• [The task] Below is a listing; reproduce each line of it exactly.

• [Source material]
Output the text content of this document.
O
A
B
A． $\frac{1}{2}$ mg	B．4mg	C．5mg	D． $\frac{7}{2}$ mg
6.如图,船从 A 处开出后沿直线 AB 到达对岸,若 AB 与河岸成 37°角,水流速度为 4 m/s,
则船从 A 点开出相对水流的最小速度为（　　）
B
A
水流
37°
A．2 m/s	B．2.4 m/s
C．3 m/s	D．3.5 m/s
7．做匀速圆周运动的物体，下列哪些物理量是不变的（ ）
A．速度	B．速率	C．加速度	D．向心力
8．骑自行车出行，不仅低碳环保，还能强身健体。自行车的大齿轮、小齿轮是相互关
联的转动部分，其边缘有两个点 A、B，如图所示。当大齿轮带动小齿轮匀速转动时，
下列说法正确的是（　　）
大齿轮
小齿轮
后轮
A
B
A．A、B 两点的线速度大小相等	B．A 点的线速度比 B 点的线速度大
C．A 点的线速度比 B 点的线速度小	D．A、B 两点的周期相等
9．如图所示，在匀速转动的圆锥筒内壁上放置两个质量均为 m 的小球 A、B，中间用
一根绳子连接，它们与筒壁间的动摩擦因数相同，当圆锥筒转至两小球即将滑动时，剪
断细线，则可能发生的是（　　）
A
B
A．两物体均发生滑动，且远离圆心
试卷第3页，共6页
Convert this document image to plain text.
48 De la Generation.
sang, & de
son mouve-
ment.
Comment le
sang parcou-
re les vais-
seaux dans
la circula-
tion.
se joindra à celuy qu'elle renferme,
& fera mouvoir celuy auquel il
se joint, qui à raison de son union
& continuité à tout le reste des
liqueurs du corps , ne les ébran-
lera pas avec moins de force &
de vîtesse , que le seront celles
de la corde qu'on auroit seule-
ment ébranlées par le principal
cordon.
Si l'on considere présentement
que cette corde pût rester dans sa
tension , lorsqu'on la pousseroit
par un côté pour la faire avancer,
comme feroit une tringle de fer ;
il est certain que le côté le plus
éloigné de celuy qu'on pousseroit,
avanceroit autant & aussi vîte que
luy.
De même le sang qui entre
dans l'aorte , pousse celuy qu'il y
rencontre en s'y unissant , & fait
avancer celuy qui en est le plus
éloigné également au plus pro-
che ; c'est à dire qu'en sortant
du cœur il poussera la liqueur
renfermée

• [Written reply]
Output the text content of this document.
O
A
B
A． $\frac{1}{2}$ mg	B．4mg	C．5mg	D． $\frac{7}{2}$ mg
6.如图,船从 A 处开出后沿直线 AB 到达对岸,若 AB 与河岸成 37°角,水流速度为 4 m/s,
则船从 A 点开出相对水流的最小速度为（　　）
B
A
水流
37°
A．2 m/s	B．2.4 m/s
C．3 m/s	D．3.5 m/s
7．做匀速圆周运动的物体，下列哪些物理量是不变的（ ）
A．速度	B．速率	C．加速度	D．向心力
8．骑自行车出行，不仅低碳环保，还能强身健体。自行车的大齿轮、小齿轮是相互关
联的转动部分，其边缘有两个点 A、B，如图所示。当大齿轮带动小齿轮匀速转动时，
下列说法正确的是（　　）
大齿轮
小齿轮
后轮
A
B
A．A、B 两点的线速度大小相等	B．A 点的线速度比 B 点的线速度大
C．A 点的线速度比 B 点的线速度小	D．A、B 两点的周期相等
9．如图所示，在匀速转动的圆锥筒内壁上放置两个质量均为 m 的小球 A、B，中间用
一根绳子连接，它们与筒壁间的动摩擦因数相同，当圆锥筒转至两小球即将滑动时，剪
断细线，则可能发生的是（　　）
A
B
A．两物体均发生滑动，且远离圆心
试卷第3页，共6页
Convert this document image to plain text.
48 De la Generation.
sang, & de
son mouve-
ment.
Comment le
sang parcou-
re les vais-
seaux dans
la circula-
tion.
se joindra à celuy qu'elle renferme,
& fera mouvoir celuy auquel il
se joint, qui à raison de son union
& continuité à tout le reste des
liqueurs du corps , ne les ébran-
lera pas avec moins de force &
de vîtesse , que le seront celles
de la corde qu'on auroit seule-
ment ébranlées par le principal
cordon.
Si l'on considere présentement
que cette corde pût rester dans sa
tension , lorsqu'on la pousseroit
par un côté pour la faire avancer,
comme feroit une tringle de fer ;
il est certain que le côté le plus
éloigné de celuy qu'on pousseroit,
avanceroit autant & aussi vîte que
luy.
De même le sang qui entre
dans l'aorte , pousse celuy qu'il y
rencontre en s'y unissant , & fait
avancer celuy qui en est le plus
éloigné également au plus pro-
che ; c'est à dire qu'en sortant
du cœur il poussera la liqueur
renfermée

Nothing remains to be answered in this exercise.